**Written task**.
Report back each line of the records that contains the string "Service".

**Data rows**.

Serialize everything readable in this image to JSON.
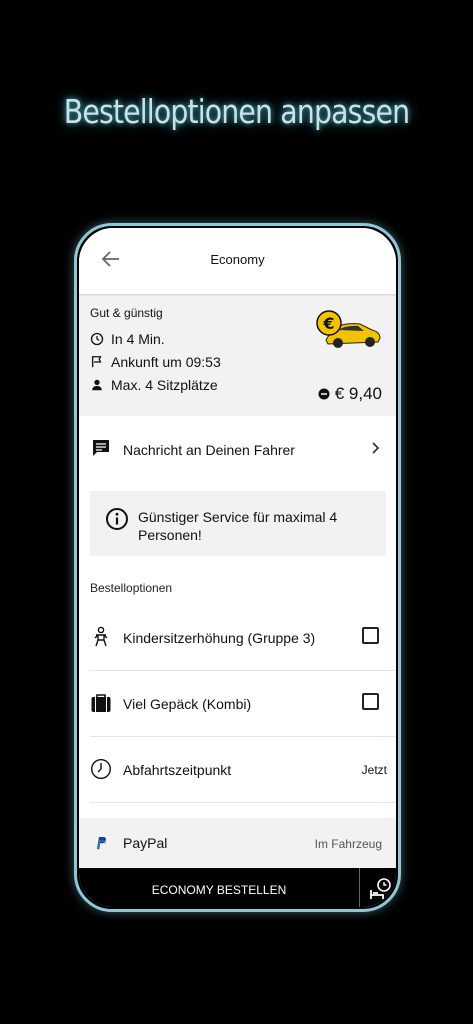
{
  "headline": "Bestelloptionen anpassen",
  "header": {
    "title": "Economy"
  },
  "summary": {
    "subtitle": "Gut & günstig",
    "eta": "In 4 Min.",
    "arrival": "Ankunft um 09:53",
    "seats": "Max. 4 Sitzplätze",
    "price": "€ 9,40"
  },
  "message": {
    "label": "Nachricht an Deinen Fahrer"
  },
  "info": {
    "text": "Günstiger Service für maximal 4 Personen!"
  },
  "options": {
    "section_label": "Bestelloptionen",
    "child_seat": {
      "label": "Kindersitzerhöhung (Gruppe 3)",
      "checked": false
    },
    "luggage": {
      "label": "Viel Gepäck (Kombi)",
      "checked": false
    },
    "departure": {
      "label": "Abfahrtszeitpunkt",
      "value": "Jetzt"
    }
  },
  "payment": {
    "method": "PayPal",
    "value": "Im Fahrzeug"
  },
  "order": {
    "label": "ECONOMY BESTELLEN"
  },
  "colors": {
    "accent_gold": "#f5c200",
    "phone_border": "#8ec7d8",
    "background": "#000000"
  },
  "icons": [
    "back-arrow-icon",
    "clock-icon",
    "flag-icon",
    "person-icon",
    "taxi-car-icon",
    "coin-icon",
    "message-icon",
    "chevron-right-icon",
    "info-icon",
    "child-seat-icon",
    "luggage-icon",
    "clock-icon",
    "paypal-icon",
    "schedule-ride-icon"
  ]
}
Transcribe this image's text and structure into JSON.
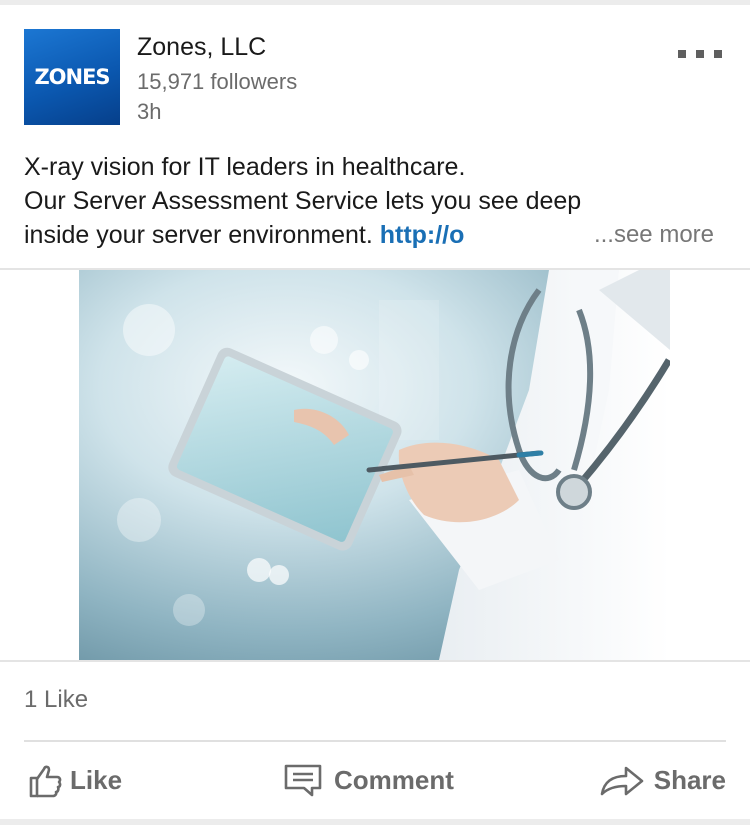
{
  "post": {
    "company_name": "Zones, LLC",
    "logo_text": "ZONES",
    "followers": "15,971 followers",
    "time": "3h",
    "text_line1": "X-ray vision for IT leaders in healthcare.",
    "text_line2": "Our Server Assessment Service lets you see deep",
    "text_line3": "inside your server environment. ",
    "link_text": "http://o",
    "see_more": "...see more"
  },
  "reactions": {
    "likes": "1 Like"
  },
  "actions": {
    "like": "Like",
    "comment": "Comment",
    "share": "Share"
  },
  "icons": {
    "menu": "more-horizontal-icon",
    "like": "thumbs-up-icon",
    "comment": "comment-bubble-icon",
    "share": "share-arrow-icon"
  },
  "colors": {
    "logo_blue": "#0b58b0",
    "link_blue": "#1a6fb5",
    "secondary_text": "#6b6b6b"
  }
}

**Task result**.
    "text": "Günstiger Service für maximal 4 Personen!"
    "text_line2": "Our Server Assessment Service lets you see deep",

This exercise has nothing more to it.